» **Directive**
Which lines hold the word "background"? Copy each one.

Stored data:
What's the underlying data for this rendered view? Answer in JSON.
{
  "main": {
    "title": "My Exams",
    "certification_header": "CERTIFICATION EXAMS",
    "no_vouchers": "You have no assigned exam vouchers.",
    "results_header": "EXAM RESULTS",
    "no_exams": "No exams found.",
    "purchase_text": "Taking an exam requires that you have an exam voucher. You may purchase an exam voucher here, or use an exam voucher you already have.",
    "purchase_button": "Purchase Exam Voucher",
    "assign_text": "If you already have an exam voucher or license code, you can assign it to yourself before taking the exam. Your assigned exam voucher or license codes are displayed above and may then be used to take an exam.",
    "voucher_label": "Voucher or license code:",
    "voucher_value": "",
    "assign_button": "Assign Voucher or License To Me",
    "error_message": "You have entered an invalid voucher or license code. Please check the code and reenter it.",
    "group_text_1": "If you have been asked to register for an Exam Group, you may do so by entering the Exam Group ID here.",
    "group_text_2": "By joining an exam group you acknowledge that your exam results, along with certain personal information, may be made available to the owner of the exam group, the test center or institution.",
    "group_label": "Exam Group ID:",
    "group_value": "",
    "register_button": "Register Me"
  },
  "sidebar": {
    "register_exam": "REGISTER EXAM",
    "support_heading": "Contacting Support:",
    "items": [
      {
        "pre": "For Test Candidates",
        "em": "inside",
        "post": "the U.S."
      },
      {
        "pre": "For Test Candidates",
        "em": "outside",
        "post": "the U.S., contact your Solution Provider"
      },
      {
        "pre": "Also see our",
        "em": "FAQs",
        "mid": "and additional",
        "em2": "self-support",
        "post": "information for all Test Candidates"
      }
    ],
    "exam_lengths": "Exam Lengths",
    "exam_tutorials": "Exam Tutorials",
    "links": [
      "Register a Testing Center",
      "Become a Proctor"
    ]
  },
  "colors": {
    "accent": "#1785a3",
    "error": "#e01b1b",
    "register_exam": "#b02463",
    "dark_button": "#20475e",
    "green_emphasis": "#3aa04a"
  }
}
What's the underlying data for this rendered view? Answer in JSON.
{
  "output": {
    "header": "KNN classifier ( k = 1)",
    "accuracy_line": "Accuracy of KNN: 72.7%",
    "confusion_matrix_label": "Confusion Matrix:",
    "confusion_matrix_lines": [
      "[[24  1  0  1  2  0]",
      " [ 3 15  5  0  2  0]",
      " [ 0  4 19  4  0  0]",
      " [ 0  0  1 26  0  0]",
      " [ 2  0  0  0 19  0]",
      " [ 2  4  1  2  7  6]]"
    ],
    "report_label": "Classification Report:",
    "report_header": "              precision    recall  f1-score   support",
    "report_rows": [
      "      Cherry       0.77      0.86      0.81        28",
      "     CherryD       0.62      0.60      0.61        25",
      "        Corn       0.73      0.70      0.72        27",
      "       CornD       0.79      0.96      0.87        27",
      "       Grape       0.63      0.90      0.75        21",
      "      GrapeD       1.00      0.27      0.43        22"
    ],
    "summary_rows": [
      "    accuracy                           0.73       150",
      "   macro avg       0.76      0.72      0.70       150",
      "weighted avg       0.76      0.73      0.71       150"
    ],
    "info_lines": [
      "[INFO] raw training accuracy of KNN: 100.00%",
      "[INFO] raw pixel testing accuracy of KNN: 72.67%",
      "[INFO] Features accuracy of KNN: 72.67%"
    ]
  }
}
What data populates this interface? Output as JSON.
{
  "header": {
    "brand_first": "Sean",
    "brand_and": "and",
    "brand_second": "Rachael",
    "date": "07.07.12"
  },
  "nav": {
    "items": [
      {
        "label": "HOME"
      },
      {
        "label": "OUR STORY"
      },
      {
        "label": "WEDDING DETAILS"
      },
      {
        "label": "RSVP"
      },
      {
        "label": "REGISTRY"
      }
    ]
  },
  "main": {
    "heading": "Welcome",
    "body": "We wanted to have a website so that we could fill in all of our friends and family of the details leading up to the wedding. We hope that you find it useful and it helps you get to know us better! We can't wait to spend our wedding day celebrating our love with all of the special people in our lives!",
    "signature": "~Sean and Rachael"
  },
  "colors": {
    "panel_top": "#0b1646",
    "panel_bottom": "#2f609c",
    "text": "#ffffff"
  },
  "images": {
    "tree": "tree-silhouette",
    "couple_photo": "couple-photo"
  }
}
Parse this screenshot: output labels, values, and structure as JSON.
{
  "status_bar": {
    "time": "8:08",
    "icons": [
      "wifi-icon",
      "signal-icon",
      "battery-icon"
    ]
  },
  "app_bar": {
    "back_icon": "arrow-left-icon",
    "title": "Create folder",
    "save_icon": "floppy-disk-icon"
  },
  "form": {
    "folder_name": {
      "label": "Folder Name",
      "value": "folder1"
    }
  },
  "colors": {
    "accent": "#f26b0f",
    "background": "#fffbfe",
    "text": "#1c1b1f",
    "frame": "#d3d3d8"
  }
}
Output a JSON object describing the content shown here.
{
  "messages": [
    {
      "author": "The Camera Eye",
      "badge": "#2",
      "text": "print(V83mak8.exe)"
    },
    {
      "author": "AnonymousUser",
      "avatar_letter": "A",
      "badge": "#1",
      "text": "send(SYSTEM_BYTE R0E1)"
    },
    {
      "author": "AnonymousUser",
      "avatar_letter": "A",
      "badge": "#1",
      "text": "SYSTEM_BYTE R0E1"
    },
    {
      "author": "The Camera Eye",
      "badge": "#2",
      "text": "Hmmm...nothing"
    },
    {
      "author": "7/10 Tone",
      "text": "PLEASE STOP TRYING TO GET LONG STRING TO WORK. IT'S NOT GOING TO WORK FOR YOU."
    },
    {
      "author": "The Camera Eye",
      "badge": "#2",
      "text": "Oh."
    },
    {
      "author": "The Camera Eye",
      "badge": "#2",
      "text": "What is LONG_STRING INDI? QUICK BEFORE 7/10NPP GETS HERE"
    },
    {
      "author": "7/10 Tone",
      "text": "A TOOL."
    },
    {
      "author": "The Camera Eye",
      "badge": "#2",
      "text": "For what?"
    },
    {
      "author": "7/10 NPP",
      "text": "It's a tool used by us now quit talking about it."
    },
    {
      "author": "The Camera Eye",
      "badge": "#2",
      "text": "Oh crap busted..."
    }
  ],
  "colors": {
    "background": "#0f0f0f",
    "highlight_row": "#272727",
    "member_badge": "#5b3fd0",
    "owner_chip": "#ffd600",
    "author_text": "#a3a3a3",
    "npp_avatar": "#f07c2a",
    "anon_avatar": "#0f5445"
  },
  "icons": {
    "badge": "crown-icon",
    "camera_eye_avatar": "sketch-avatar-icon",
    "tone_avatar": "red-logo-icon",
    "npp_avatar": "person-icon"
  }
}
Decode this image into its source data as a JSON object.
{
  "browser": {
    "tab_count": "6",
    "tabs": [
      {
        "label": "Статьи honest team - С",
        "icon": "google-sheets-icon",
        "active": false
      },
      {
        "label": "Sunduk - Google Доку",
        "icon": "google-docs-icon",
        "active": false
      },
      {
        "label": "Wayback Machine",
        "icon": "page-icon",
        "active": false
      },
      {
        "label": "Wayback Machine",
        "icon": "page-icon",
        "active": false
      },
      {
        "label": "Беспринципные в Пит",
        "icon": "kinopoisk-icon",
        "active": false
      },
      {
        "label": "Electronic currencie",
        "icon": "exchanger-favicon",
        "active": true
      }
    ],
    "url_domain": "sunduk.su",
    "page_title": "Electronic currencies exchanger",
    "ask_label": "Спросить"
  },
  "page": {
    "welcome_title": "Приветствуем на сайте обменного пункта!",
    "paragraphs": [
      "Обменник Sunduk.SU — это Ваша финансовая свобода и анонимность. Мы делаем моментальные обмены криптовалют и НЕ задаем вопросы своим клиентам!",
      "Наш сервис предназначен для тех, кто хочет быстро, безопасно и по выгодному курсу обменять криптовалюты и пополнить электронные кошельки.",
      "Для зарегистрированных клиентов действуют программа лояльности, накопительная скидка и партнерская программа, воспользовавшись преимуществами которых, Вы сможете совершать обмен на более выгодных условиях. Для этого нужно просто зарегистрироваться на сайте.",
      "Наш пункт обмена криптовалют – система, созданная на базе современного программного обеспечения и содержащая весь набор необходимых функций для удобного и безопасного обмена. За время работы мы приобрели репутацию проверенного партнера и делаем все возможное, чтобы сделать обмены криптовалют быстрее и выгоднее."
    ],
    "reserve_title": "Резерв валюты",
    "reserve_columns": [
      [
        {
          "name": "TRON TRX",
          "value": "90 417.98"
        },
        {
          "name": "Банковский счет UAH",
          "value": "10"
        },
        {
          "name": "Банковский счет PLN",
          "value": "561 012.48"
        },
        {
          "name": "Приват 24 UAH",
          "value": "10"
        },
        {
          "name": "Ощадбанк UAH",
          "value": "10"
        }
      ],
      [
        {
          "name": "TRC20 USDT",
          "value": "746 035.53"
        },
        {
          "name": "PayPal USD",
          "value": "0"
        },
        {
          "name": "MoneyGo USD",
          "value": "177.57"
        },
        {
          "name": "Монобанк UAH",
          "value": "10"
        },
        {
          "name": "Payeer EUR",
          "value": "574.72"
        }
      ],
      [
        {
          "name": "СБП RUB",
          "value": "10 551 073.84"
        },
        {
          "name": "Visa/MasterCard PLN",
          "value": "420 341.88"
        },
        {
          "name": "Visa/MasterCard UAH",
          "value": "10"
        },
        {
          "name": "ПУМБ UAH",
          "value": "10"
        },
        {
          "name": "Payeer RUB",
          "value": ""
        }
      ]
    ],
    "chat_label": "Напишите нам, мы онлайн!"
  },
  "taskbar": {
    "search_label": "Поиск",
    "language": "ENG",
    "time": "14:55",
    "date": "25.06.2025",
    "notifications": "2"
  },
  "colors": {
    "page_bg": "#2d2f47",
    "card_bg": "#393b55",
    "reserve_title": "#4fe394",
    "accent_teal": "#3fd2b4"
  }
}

» **Answer to this task**
    "background": "#fffbfe",
    "background": "#0f0f0f",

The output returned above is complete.